══ Elenco dei record ══
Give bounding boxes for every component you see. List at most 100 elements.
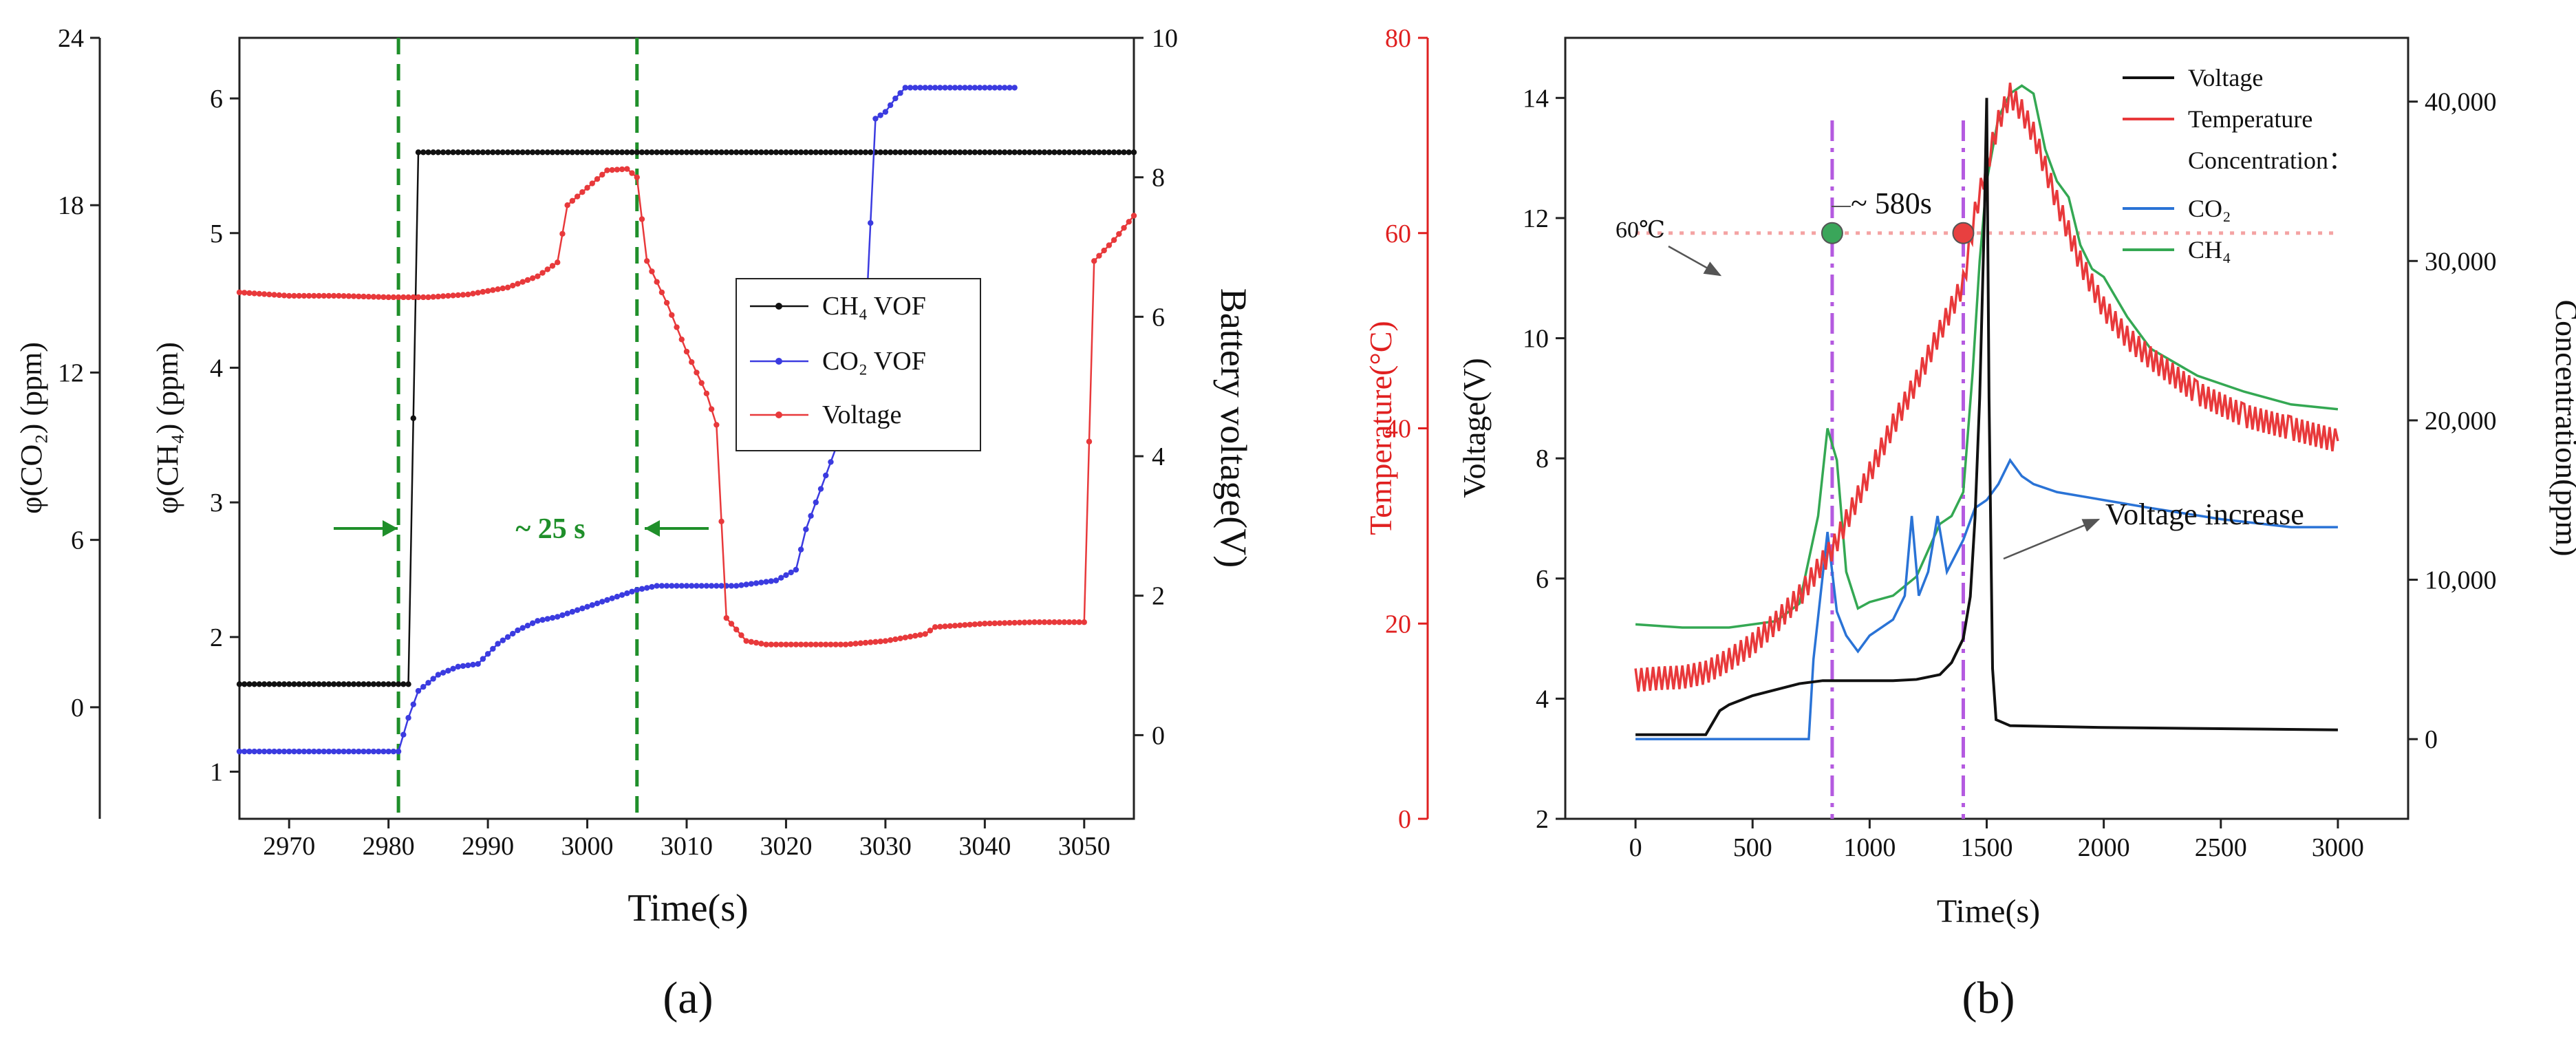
series-line-b (1635, 458, 2338, 740)
series-point-a (703, 583, 710, 589)
series-point-a (286, 292, 292, 299)
series-point-a (768, 149, 774, 156)
series-point-a (365, 293, 372, 300)
series-point-a (862, 149, 869, 156)
series-point-a (629, 588, 635, 595)
series-point-a (420, 294, 427, 301)
series-point-a (937, 623, 943, 630)
series-point-a (361, 681, 367, 687)
series-point-a (982, 149, 988, 156)
series-point-a (242, 290, 248, 296)
series-point-a (728, 621, 735, 627)
series-point-a (669, 583, 675, 589)
series-point-a (803, 641, 809, 647)
series-line-a (239, 168, 1135, 645)
series-point-a (425, 149, 431, 156)
series-point-a (872, 639, 879, 645)
series-point-a (410, 415, 416, 422)
series-point-a (579, 189, 586, 195)
series-point-a (907, 149, 914, 156)
series-point-a (683, 149, 690, 156)
series-point-a (649, 583, 655, 590)
series-point-a (957, 149, 963, 156)
series-point-a (604, 149, 610, 156)
series-point-a (361, 748, 367, 755)
series-point-a (882, 109, 889, 115)
series-point-a (256, 681, 263, 687)
series-point-a (842, 641, 849, 647)
y-axis-label-battery-voltage: Battery voltage(V) (1213, 288, 1254, 568)
series-point-a (743, 149, 749, 156)
series-point-a (1116, 231, 1122, 237)
series-point-a (778, 575, 784, 581)
series-point-a (345, 293, 352, 299)
series-point-a (465, 291, 471, 298)
series-point-a (763, 149, 769, 156)
series-point-a (569, 608, 576, 615)
series-point-a (1046, 149, 1053, 156)
series-point-a (614, 593, 621, 600)
series-point-a (1046, 619, 1053, 625)
series-point-a (967, 149, 973, 156)
series-point-a (395, 681, 402, 687)
series-point-a (251, 681, 257, 687)
series-point-a (614, 149, 621, 156)
series-point-a (559, 231, 566, 237)
series-point-a (445, 149, 451, 156)
series-point-a (1096, 149, 1102, 156)
series-point-a (251, 290, 257, 297)
series-point-a (713, 583, 720, 589)
series-point-a (748, 149, 755, 156)
series-point-a (350, 681, 357, 687)
series-point-a (713, 422, 720, 428)
legend-label-ch4-b: CH₄ (2188, 236, 2231, 264)
series-point-a (1007, 620, 1013, 626)
x-tick-label-a: 3050 (1058, 832, 1110, 861)
y-tick-label-voltage: 4 (1152, 442, 1165, 471)
series-point-a (544, 149, 550, 156)
series-point-a (524, 149, 531, 156)
series-point-a (544, 266, 550, 272)
series-point-a (1002, 149, 1008, 156)
event-marker-green (1821, 222, 1843, 244)
series-point-a (842, 149, 849, 156)
series-line-a (239, 151, 1134, 685)
series-point-a (976, 149, 983, 156)
series-point-a (907, 634, 914, 640)
series-point-a (266, 748, 272, 755)
series-point-a (1041, 619, 1048, 625)
series-point-a (1106, 149, 1113, 156)
series-point-a (1011, 85, 1018, 91)
series-point-a (1091, 258, 1097, 264)
series-point-a (589, 149, 595, 156)
y-tick-label-temperature: 80 (1385, 24, 1411, 53)
series-point-a (658, 149, 665, 156)
interval-label-b: ~ 580s (1851, 186, 1932, 220)
legend-marker-voltage (775, 411, 782, 418)
series-point-a (524, 622, 531, 629)
series-point-a (733, 583, 740, 589)
series-point-a (515, 627, 521, 634)
series-point-a (887, 149, 894, 156)
series-point-a (535, 149, 541, 156)
series-point-a (415, 294, 422, 301)
series-point-a (991, 149, 998, 156)
series-point-a (281, 748, 288, 755)
series-point-a (296, 292, 302, 299)
series-point-a (246, 681, 253, 687)
series-point-a (808, 513, 814, 519)
series-point-a (868, 639, 874, 645)
x-tick-label-b: 0 (1629, 833, 1642, 862)
x-tick-label-b: 500 (1733, 833, 1772, 862)
series-point-a (857, 640, 863, 646)
series-point-a (480, 288, 486, 295)
series-point-a (877, 149, 883, 156)
series-point-a (261, 291, 268, 297)
series-point-a (490, 287, 496, 293)
series-point-a (868, 149, 874, 156)
series-point-a (887, 102, 894, 109)
series-point-a (1130, 149, 1137, 156)
series-point-a (370, 294, 377, 300)
series-point-a (555, 614, 561, 620)
y-tick-label-ch4: 1 (210, 758, 223, 787)
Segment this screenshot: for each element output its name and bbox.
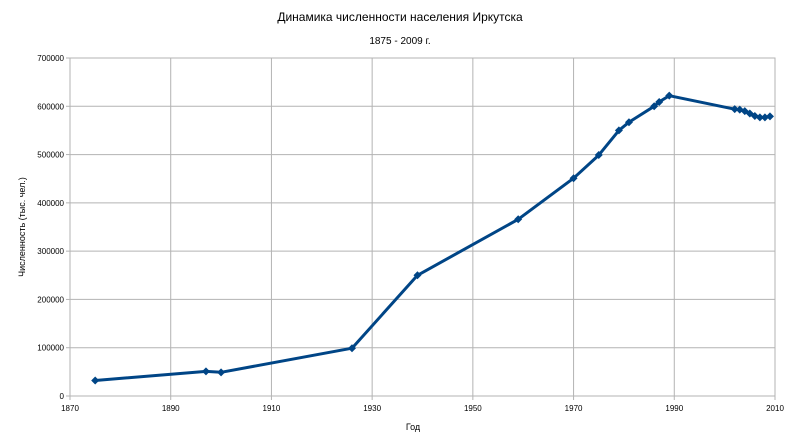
x-tick-label: 1990 bbox=[665, 404, 683, 413]
data-point-marker bbox=[217, 368, 226, 377]
y-tick-label: 700000 bbox=[37, 54, 64, 63]
data-point-marker bbox=[348, 344, 356, 353]
y-tick-label: 600000 bbox=[37, 102, 64, 111]
series-line bbox=[95, 94, 771, 382]
y-tick-label: 400000 bbox=[37, 199, 64, 208]
x-tick-label: 1910 bbox=[263, 404, 281, 413]
x-axis-ticks: 1870 1890 1910 1930 1950 1970 1990 2010 bbox=[61, 396, 784, 413]
population-series bbox=[91, 91, 774, 385]
data-point-marker bbox=[650, 102, 659, 111]
x-tick-label: 1930 bbox=[363, 404, 381, 413]
data-point-marker bbox=[594, 151, 603, 160]
x-tick-label: 1970 bbox=[565, 404, 583, 413]
y-tick-label: 300000 bbox=[37, 247, 64, 256]
data-point-marker bbox=[91, 376, 100, 385]
data-point-marker bbox=[413, 271, 422, 280]
chart-subtitle: 1875 - 2009 г. bbox=[369, 36, 430, 47]
data-point-marker bbox=[624, 118, 633, 127]
data-point-marker bbox=[614, 126, 623, 135]
gridlines bbox=[69, 57, 776, 397]
data-point-marker bbox=[665, 91, 674, 100]
y-tick-label: 200000 bbox=[37, 295, 64, 304]
data-point-marker bbox=[655, 97, 664, 106]
x-tick-label: 1950 bbox=[464, 404, 482, 413]
data-point-marker bbox=[730, 105, 739, 114]
y-tick-label: 0 bbox=[60, 392, 65, 401]
data-point-marker bbox=[569, 174, 578, 183]
y-tick-label: 100000 bbox=[37, 344, 64, 353]
data-point-marker bbox=[765, 112, 774, 121]
x-tick-label: 1890 bbox=[162, 404, 180, 413]
data-point-marker bbox=[514, 215, 523, 224]
y-tick-label: 500000 bbox=[37, 151, 64, 160]
data-point-marker bbox=[760, 113, 769, 122]
x-tick-label: 2010 bbox=[766, 404, 784, 413]
data-point-marker bbox=[201, 367, 210, 376]
x-tick-label: 1870 bbox=[61, 404, 79, 413]
plot-area bbox=[69, 57, 776, 397]
y-axis-ticks: 0 100000 200000 300000 400000 500000 600000 700… bbox=[37, 54, 70, 401]
chart-title: Динамика численности населения Иркутска bbox=[277, 10, 523, 24]
data-point-marker bbox=[755, 113, 764, 122]
y-axis-label: Численность (тыс. чел.) bbox=[17, 177, 27, 277]
x-axis-label: Год bbox=[406, 422, 421, 432]
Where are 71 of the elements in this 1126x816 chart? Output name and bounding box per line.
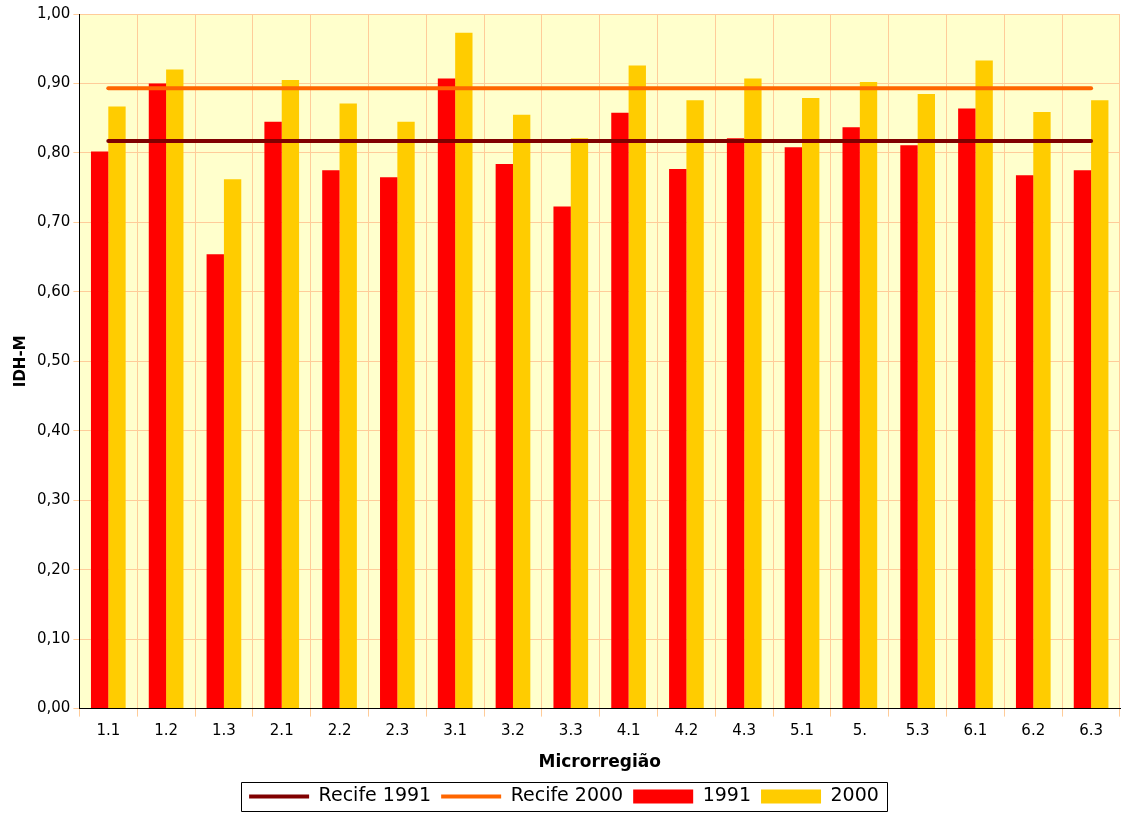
═══
◆ **Esercizio assegnato**
Copi senza modifiche le righe dei record, cominciando da quella che contiene "series-line-b (1635, 458, 2338, 740)" e fermandosi dopo quella che contiene "series-point-a (420, 294, 427, 301)", entrambe incluse.

◆ **Risultato**
series-line-b (1635, 458, 2338, 740)
series-point-a (703, 583, 710, 589)
series-point-a (286, 292, 292, 299)
series-point-a (768, 149, 774, 156)
series-point-a (365, 293, 372, 300)
series-point-a (862, 149, 869, 156)
series-point-a (629, 588, 635, 595)
series-point-a (420, 294, 427, 301)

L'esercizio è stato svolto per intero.